SUPPLIED DATA

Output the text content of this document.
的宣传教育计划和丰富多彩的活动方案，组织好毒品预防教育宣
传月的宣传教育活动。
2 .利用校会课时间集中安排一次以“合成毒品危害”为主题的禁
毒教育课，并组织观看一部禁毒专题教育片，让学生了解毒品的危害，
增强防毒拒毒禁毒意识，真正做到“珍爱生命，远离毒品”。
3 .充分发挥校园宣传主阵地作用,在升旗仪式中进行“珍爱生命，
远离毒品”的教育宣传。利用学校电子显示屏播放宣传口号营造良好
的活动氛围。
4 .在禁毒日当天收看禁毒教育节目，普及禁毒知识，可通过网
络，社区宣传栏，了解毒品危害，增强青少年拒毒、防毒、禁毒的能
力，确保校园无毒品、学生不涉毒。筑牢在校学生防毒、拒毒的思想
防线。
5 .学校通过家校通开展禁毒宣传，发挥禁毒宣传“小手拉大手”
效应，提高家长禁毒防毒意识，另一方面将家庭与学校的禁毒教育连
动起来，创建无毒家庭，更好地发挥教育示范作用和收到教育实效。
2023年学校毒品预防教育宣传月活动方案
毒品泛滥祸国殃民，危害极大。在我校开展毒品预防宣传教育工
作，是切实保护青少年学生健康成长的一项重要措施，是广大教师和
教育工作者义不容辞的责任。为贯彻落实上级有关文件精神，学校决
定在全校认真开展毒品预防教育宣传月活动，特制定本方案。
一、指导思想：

STATED PROBLEM
Quote the data in full, keeping each word unchanged.

CORRECT OUTPUT
Output the text content of this document.
的宣传教育计划和丰富多彩的活动方案，组织好毒品预防教育宣
传月的宣传教育活动。
2 .利用校会课时间集中安排一次以“合成毒品危害”为主题的禁
毒教育课，并组织观看一部禁毒专题教育片，让学生了解毒品的危害，
增强防毒拒毒禁毒意识，真正做到“珍爱生命，远离毒品”。
3 .充分发挥校园宣传主阵地作用,在升旗仪式中进行“珍爱生命，
远离毒品”的教育宣传。利用学校电子显示屏播放宣传口号营造良好
的活动氛围。
4 .在禁毒日当天收看禁毒教育节目，普及禁毒知识，可通过网
络，社区宣传栏，了解毒品危害，增强青少年拒毒、防毒、禁毒的能
力，确保校园无毒品、学生不涉毒。筑牢在校学生防毒、拒毒的思想
防线。
5 .学校通过家校通开展禁毒宣传，发挥禁毒宣传“小手拉大手”
效应，提高家长禁毒防毒意识，另一方面将家庭与学校的禁毒教育连
动起来，创建无毒家庭，更好地发挥教育示范作用和收到教育实效。
2023年学校毒品预防教育宣传月活动方案
毒品泛滥祸国殃民，危害极大。在我校开展毒品预防宣传教育工
作，是切实保护青少年学生健康成长的一项重要措施，是广大教师和
教育工作者义不容辞的责任。为贯彻落实上级有关文件精神，学校决
定在全校认真开展毒品预防教育宣传月活动，特制定本方案。
一、指导思想：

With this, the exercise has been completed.